Dataset entries:
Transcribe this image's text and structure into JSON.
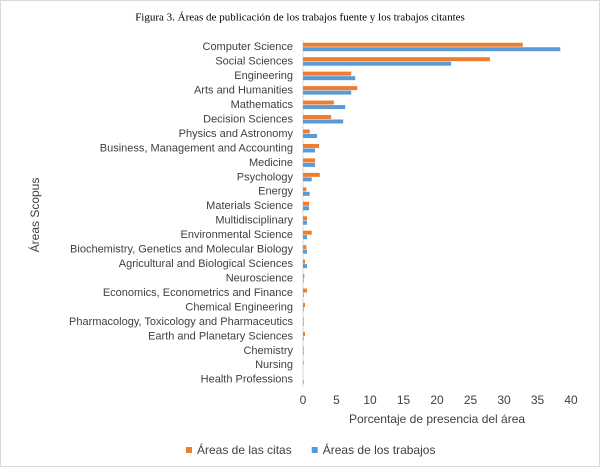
{
  "chart_data": {
    "type": "hbar",
    "title": "Figura 3. Áreas de publicación de los trabajos fuente y los trabajos citantes",
    "x_label": "Porcentaje de presencia del área",
    "y_label": "Áreas Scopus",
    "categories": [
      "Computer Science",
      "Social Sciences",
      "Engineering",
      "Arts and Humanities",
      "Mathematics",
      "Decision Sciences",
      "Physics and Astronomy",
      "Business, Management and Accounting",
      "Medicine",
      "Psychology",
      "Energy",
      "Materials Science",
      "Multidisciplinary",
      "Environmental Science",
      "Biochemistry, Genetics and Molecular Biology",
      "Agricultural and Biological Sciences",
      "Neuroscience",
      "Economics, Econometrics and Finance",
      "Chemical Engineering",
      "Pharmacology, Toxicology and Pharmaceutics",
      "Earth and Planetary Sciences",
      "Chemistry",
      "Nursing",
      "Health Professions"
    ],
    "series": [
      {
        "name": "Áreas de las citas",
        "color": "#ed7d31",
        "values": [
          32.8,
          27.9,
          7.2,
          8.1,
          4.6,
          4.2,
          1.0,
          2.4,
          1.8,
          2.5,
          0.5,
          0.9,
          0.6,
          1.3,
          0.5,
          0.3,
          0.2,
          0.6,
          0.3,
          0.1,
          0.3,
          0.1,
          0.1,
          0
        ]
      },
      {
        "name": "Áreas de los trabajos",
        "color": "#5b9bd5",
        "values": [
          38.4,
          22.1,
          7.8,
          7.2,
          6.3,
          6.0,
          2.1,
          1.8,
          1.8,
          1.3,
          1.0,
          0.9,
          0.6,
          0.6,
          0.6,
          0.6,
          0.1,
          0.1,
          0.1,
          0.1,
          0.1,
          0.1,
          0,
          0.1
        ]
      }
    ],
    "xlim": [
      0,
      40
    ],
    "xticks": [
      0,
      5,
      10,
      15,
      20,
      25,
      30,
      35,
      40
    ],
    "legend": "bottom"
  }
}
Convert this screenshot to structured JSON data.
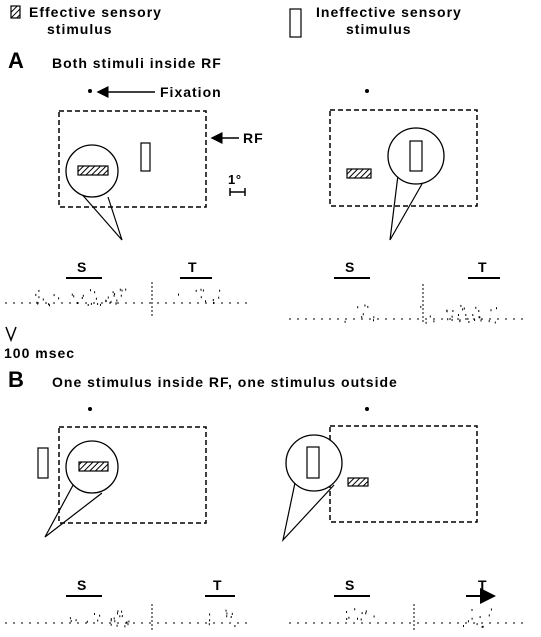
{
  "legend": {
    "effective_line1": "Effective sensory",
    "effective_line2": "stimulus",
    "ineffective_line1": "Ineffective sensory",
    "ineffective_line2": "stimulus"
  },
  "panel_a": {
    "letter": "A",
    "title": "Both stimuli inside RF",
    "fixation_label": "Fixation",
    "rf_label": "RF",
    "scale_label": "1°",
    "s_label_left": "S",
    "t_label_left": "T",
    "s_label_right": "S",
    "t_label_right": "T",
    "time_label": "100 msec"
  },
  "panel_b": {
    "letter": "B",
    "title": "One stimulus inside RF, one stimulus outside",
    "s_label_left": "S",
    "t_label_left": "T",
    "s_label_right": "S",
    "t_label_right": "T"
  }
}
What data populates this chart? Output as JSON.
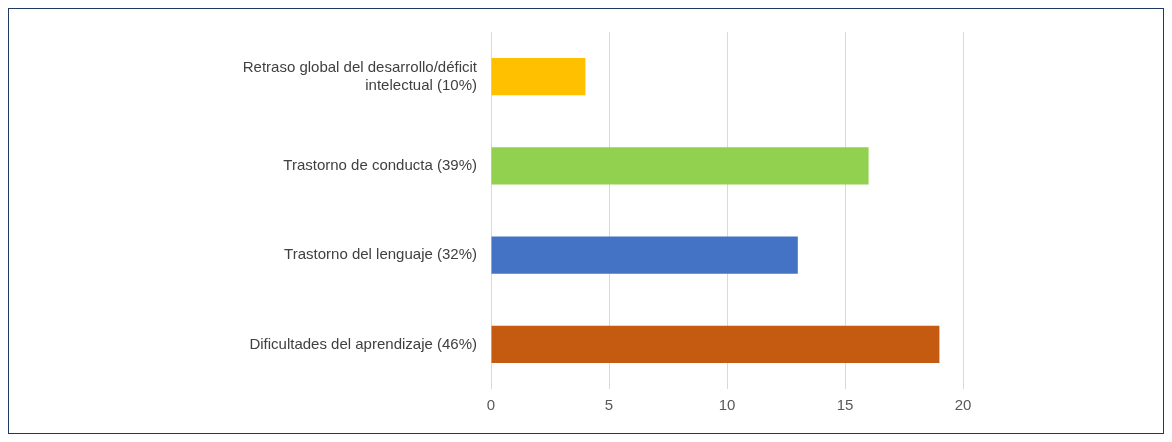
{
  "chart_data": {
    "type": "bar",
    "orientation": "horizontal",
    "categories": [
      "Retraso global del desarrollo/déficit intelectual (10%)",
      "Trastorno de conducta (39%)",
      "Trastorno del lenguaje (32%)",
      "Dificultades del aprendizaje (46%)"
    ],
    "values": [
      4,
      16,
      13,
      19
    ],
    "colors": [
      "#ffc000",
      "#92d050",
      "#4472c4",
      "#c55a11"
    ],
    "xlim": [
      0,
      20
    ],
    "xticks": [
      0,
      5,
      10,
      15,
      20
    ],
    "grid": "x",
    "legend": false
  }
}
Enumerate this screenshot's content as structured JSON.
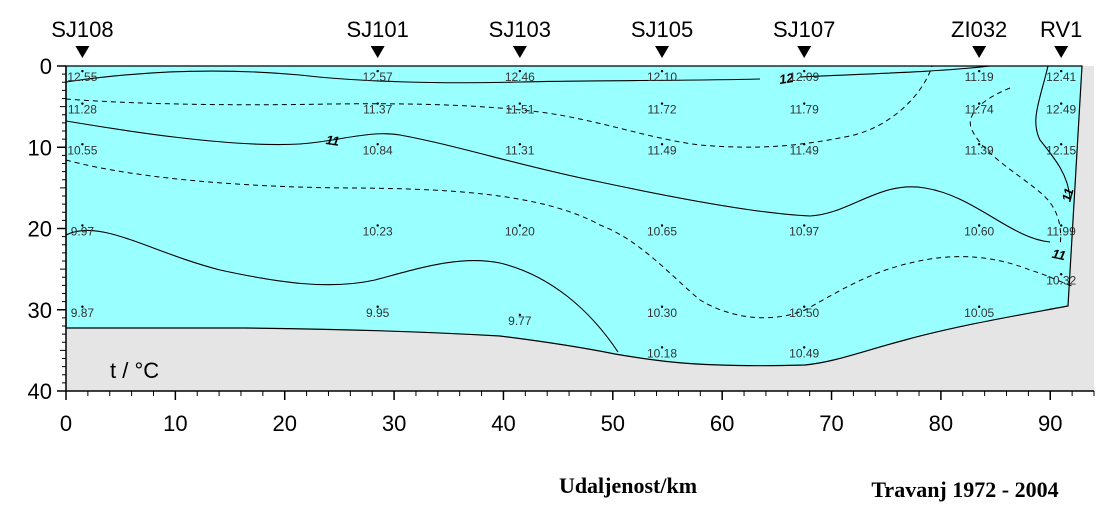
{
  "chart_data": {
    "type": "contour",
    "xlabel": "Udaljenost/km",
    "ylabel": "",
    "period": "Travanj  1972 - 2004",
    "variable_label": "t / °C",
    "xlim": [
      0,
      94
    ],
    "ylim": [
      0,
      40
    ],
    "y_inverted": true,
    "x_ticks": [
      "0",
      "10",
      "20",
      "30",
      "40",
      "50",
      "60",
      "70",
      "80",
      "90"
    ],
    "y_ticks": [
      "0",
      "10",
      "20",
      "30",
      "40"
    ],
    "stations": [
      {
        "name": "SJ108",
        "x": 1.5
      },
      {
        "name": "SJ101",
        "x": 28.5
      },
      {
        "name": "SJ103",
        "x": 41.5
      },
      {
        "name": "SJ105",
        "x": 54.5
      },
      {
        "name": "SJ107",
        "x": 67.5
      },
      {
        "name": "ZI032",
        "x": 83.5
      },
      {
        "name": "RV1",
        "x": 91
      }
    ],
    "measurements": [
      {
        "x": 1.5,
        "y": 1,
        "label": "12.55"
      },
      {
        "x": 1.5,
        "y": 5,
        "label": "11.28"
      },
      {
        "x": 1.5,
        "y": 10,
        "label": "10.55"
      },
      {
        "x": 1.5,
        "y": 20,
        "label": "9.97"
      },
      {
        "x": 1.5,
        "y": 30,
        "label": "9.87"
      },
      {
        "x": 28.5,
        "y": 1,
        "label": "12.57"
      },
      {
        "x": 28.5,
        "y": 5,
        "label": "11.37"
      },
      {
        "x": 28.5,
        "y": 10,
        "label": "10.84"
      },
      {
        "x": 28.5,
        "y": 20,
        "label": "10.23"
      },
      {
        "x": 28.5,
        "y": 30,
        "label": "9.95"
      },
      {
        "x": 41.5,
        "y": 1,
        "label": "12.46"
      },
      {
        "x": 41.5,
        "y": 5,
        "label": "11.51"
      },
      {
        "x": 41.5,
        "y": 10,
        "label": "11.31"
      },
      {
        "x": 41.5,
        "y": 20,
        "label": "10.20"
      },
      {
        "x": 41.5,
        "y": 31,
        "label": "9.77"
      },
      {
        "x": 54.5,
        "y": 1,
        "label": "12.10"
      },
      {
        "x": 54.5,
        "y": 5,
        "label": "11.72"
      },
      {
        "x": 54.5,
        "y": 10,
        "label": "11.49"
      },
      {
        "x": 54.5,
        "y": 20,
        "label": "10.65"
      },
      {
        "x": 54.5,
        "y": 30,
        "label": "10.30"
      },
      {
        "x": 54.5,
        "y": 35,
        "label": "10.18"
      },
      {
        "x": 67.5,
        "y": 1,
        "label": "12.09"
      },
      {
        "x": 67.5,
        "y": 5,
        "label": "11.79"
      },
      {
        "x": 67.5,
        "y": 10,
        "label": "11.49"
      },
      {
        "x": 67.5,
        "y": 20,
        "label": "10.97"
      },
      {
        "x": 67.5,
        "y": 30,
        "label": "10.50"
      },
      {
        "x": 67.5,
        "y": 35,
        "label": "10.49"
      },
      {
        "x": 83.5,
        "y": 1,
        "label": "11.19"
      },
      {
        "x": 83.5,
        "y": 5,
        "label": "11.74"
      },
      {
        "x": 83.5,
        "y": 10,
        "label": "11.39"
      },
      {
        "x": 83.5,
        "y": 20,
        "label": "10.60"
      },
      {
        "x": 83.5,
        "y": 30,
        "label": "10.05"
      },
      {
        "x": 91,
        "y": 1,
        "label": "12.41"
      },
      {
        "x": 91,
        "y": 5,
        "label": "12.49"
      },
      {
        "x": 91,
        "y": 10,
        "label": "12.15"
      },
      {
        "x": 91,
        "y": 20,
        "label": "11.99"
      },
      {
        "x": 91,
        "y": 26,
        "label": "10.32"
      }
    ],
    "contour_labels": [
      "12",
      "11",
      "11",
      "11"
    ],
    "colors": {
      "water": "#99ffff",
      "seabed": "#e5e5e5",
      "line": "#000000"
    }
  }
}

What this task involves: From the entries, report each line that includes the word "trabajos".

Answer to this task:
    "title": "Figura 3. Áreas de publicación de los trabajos fuente y los trabajos citantes",
        "name": "Áreas de los trabajos",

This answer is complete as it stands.